→ WHAT THIS TASK INVOLVES
Collect all lines containing the word "content" from the data.

..............................

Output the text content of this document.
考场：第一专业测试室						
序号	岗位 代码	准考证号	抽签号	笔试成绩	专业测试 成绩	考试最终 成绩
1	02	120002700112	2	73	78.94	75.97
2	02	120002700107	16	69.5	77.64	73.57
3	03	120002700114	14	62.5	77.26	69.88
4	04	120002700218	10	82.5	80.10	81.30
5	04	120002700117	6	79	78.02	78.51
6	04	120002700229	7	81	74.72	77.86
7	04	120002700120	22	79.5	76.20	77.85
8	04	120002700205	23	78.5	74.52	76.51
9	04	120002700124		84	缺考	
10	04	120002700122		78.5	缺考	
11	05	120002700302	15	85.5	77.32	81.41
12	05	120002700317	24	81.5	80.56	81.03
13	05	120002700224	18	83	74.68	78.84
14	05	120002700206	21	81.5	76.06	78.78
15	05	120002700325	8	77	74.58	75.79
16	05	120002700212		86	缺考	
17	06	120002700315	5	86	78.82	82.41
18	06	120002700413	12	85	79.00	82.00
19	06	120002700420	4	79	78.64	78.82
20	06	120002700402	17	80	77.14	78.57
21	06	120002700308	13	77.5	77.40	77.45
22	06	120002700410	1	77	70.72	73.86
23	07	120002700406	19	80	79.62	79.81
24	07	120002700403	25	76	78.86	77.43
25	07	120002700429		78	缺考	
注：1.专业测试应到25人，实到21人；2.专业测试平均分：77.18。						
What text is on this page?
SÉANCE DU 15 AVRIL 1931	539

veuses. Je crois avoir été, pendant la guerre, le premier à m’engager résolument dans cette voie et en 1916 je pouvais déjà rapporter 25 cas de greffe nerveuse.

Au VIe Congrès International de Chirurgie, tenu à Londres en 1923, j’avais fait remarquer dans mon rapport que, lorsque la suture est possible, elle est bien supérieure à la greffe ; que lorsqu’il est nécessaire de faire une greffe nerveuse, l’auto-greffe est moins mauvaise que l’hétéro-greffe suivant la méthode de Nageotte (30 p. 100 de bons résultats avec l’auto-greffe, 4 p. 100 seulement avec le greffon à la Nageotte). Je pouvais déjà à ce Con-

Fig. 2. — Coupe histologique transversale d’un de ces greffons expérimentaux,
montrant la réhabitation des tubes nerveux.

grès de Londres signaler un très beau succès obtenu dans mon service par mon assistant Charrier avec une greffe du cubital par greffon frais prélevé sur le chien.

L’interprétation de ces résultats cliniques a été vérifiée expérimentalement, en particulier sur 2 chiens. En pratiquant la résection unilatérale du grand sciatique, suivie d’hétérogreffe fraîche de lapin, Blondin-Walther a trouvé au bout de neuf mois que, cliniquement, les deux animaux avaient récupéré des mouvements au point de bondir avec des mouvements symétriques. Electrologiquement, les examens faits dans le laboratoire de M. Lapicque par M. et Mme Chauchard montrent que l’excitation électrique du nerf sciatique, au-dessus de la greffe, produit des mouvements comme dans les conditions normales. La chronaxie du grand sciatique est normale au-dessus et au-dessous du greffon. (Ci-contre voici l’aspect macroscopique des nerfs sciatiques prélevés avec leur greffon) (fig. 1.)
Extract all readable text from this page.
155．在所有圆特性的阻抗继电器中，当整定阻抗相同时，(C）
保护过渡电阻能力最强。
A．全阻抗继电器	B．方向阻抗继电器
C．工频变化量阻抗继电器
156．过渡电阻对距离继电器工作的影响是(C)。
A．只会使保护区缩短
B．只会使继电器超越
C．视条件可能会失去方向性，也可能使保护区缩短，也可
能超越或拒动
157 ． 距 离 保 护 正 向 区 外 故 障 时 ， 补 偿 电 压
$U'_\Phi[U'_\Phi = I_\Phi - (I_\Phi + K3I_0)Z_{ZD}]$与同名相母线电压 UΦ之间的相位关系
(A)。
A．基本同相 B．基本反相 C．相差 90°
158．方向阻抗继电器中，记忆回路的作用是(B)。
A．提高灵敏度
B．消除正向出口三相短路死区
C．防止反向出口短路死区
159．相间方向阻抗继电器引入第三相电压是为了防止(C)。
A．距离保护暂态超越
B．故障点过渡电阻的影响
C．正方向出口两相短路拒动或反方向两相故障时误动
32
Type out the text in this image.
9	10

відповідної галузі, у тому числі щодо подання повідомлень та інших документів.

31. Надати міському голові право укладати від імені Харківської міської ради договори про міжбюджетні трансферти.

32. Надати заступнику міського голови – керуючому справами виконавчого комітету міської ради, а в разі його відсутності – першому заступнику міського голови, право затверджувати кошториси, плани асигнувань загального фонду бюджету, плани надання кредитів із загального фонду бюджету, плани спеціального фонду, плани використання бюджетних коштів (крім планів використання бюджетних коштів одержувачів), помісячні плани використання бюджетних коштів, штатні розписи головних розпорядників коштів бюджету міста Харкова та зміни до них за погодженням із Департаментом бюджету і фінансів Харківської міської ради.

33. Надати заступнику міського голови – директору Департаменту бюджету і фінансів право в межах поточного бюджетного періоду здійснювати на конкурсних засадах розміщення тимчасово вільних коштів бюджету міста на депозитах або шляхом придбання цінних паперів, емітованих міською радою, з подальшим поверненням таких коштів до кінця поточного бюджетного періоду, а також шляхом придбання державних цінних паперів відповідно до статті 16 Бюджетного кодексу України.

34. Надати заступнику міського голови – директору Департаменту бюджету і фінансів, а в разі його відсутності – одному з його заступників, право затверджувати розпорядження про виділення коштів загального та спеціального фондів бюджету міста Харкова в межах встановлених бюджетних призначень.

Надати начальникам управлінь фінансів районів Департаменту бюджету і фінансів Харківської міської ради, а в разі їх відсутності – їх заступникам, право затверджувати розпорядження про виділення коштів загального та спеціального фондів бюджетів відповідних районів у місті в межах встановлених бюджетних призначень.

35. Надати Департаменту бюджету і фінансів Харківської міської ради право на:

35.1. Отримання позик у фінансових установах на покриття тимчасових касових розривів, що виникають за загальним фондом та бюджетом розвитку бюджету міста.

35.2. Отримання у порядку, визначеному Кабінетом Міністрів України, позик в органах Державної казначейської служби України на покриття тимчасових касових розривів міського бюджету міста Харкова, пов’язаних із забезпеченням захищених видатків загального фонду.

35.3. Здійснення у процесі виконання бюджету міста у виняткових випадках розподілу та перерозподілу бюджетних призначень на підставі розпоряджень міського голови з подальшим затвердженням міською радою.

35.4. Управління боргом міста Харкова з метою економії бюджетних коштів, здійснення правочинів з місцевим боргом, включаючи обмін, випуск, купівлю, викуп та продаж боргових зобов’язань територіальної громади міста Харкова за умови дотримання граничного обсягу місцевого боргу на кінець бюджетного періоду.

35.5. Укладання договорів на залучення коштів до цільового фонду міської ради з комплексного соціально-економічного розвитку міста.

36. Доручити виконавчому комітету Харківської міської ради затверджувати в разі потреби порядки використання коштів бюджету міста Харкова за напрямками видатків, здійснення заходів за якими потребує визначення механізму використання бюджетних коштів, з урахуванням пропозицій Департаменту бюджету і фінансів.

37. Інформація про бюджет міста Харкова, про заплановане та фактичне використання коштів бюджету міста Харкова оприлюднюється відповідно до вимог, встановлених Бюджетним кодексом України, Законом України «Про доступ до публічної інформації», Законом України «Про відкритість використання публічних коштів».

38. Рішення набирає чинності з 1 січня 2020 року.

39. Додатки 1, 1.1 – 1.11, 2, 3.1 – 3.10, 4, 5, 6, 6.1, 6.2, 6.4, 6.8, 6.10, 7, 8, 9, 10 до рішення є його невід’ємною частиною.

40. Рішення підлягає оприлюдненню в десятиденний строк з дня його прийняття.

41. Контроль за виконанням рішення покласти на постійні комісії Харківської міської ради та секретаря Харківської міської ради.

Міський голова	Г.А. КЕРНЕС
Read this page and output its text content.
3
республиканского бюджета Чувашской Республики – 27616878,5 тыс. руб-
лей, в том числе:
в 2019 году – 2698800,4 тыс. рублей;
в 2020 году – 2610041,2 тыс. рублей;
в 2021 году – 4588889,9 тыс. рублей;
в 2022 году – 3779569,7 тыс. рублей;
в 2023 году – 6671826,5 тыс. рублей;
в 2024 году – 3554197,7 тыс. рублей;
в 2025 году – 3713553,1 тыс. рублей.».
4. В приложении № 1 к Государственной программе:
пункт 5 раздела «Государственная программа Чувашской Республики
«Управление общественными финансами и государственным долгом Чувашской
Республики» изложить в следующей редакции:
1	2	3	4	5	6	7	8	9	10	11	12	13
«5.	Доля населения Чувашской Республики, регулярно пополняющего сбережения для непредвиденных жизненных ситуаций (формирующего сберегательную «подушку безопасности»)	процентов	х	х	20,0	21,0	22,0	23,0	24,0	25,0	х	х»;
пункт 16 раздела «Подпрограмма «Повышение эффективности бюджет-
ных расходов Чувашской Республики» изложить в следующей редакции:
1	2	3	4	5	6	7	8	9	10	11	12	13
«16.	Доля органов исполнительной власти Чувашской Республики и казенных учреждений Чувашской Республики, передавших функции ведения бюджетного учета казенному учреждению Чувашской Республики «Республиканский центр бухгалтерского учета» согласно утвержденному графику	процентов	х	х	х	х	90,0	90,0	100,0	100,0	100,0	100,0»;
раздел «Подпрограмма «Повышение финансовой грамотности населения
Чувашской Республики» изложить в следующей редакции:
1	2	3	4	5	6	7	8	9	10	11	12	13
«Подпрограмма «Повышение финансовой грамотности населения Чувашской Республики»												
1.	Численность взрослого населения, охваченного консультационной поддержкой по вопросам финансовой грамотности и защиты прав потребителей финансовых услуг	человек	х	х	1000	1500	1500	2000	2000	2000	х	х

..............................

→ TASK ANSWER
Output the text content of this document.
Read this page and output its text content.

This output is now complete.